▸ **Work to do**:
Scan the records and identify every line in which the string "gaming" occurs, then return those lines.

▸ **Data lines**:
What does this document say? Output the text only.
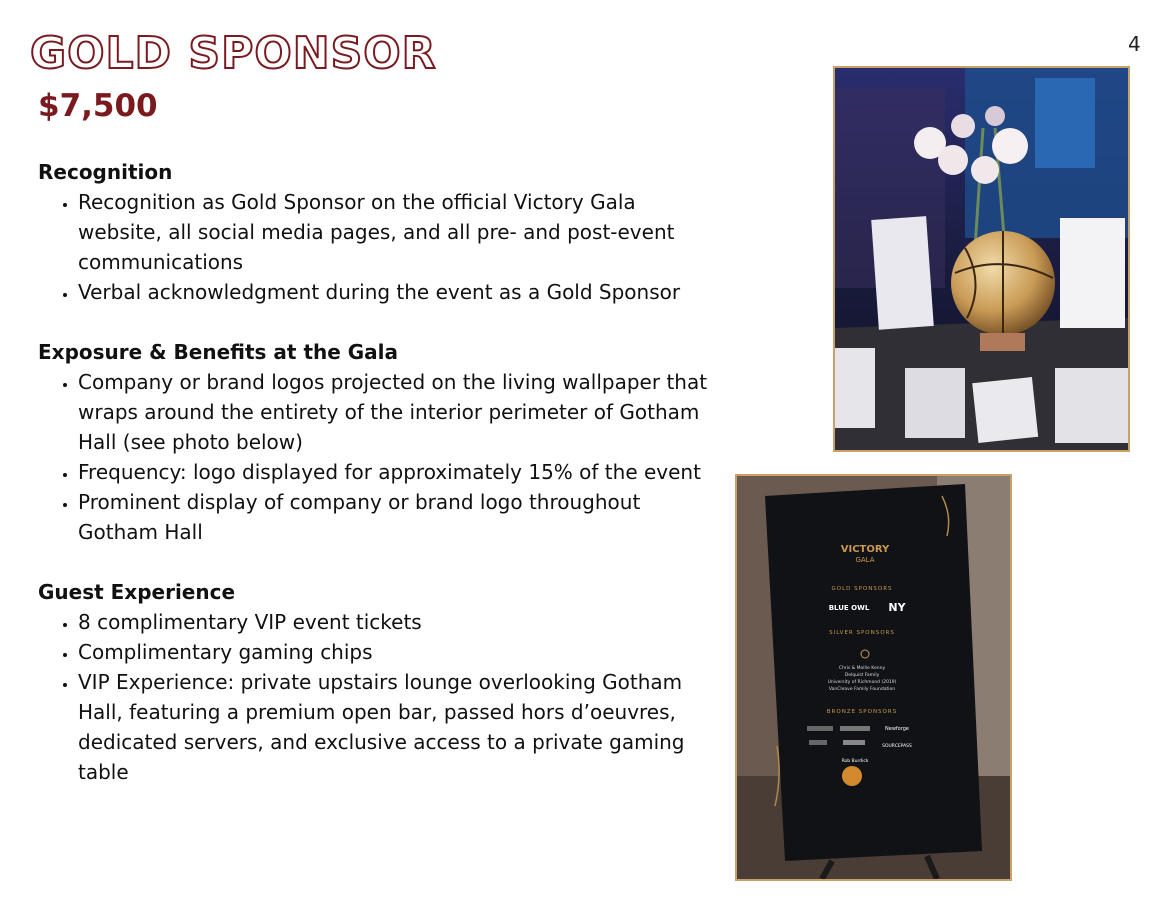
4
GOLD SPONSOR
$7,500

Recognition

• Recognition as Gold Sponsor on the official Victory Gala website, all social media pages, and all pre- and post-event communications
• Verbal acknowledgment during the event as a Gold Sponsor

Exposure & Benefits at the Gala

• Company or brand logos projected on the living wallpaper that wraps around the entirety of the interior perimeter of Gotham Hall (see photo below)
• Frequency: logo displayed for approximately 15% of the event
• Prominent display of company or brand logo throughout Gotham Hall

Guest Experience

• 8 complimentary VIP event tickets
• Complimentary gaming chips
• VIP Experience: private upstairs lounge overlooking Gotham Hall, featuring a premium open bar, passed hors d’oeuvres, dedicated servers, and exclusive access to a private gaming table
VICTORY
GALA
GOLD SPONSORS
BLUE OWL NY
SILVER SPONSORS
Chris & Mollie Kenny
Delquist Family
University of Richmond (2019)
VanCleave Family Foundation
BRONZE SPONSORS
Newforge
SOURCEPASS
Rob Burdick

▸ **Task output**:
• Complimentary gaming chips
• VIP Experience: private upstairs lounge overlooking Gotham Hall, featuring a premium open bar, passed hors d’oeuvres, dedicated servers, and exclusive access to a private gaming table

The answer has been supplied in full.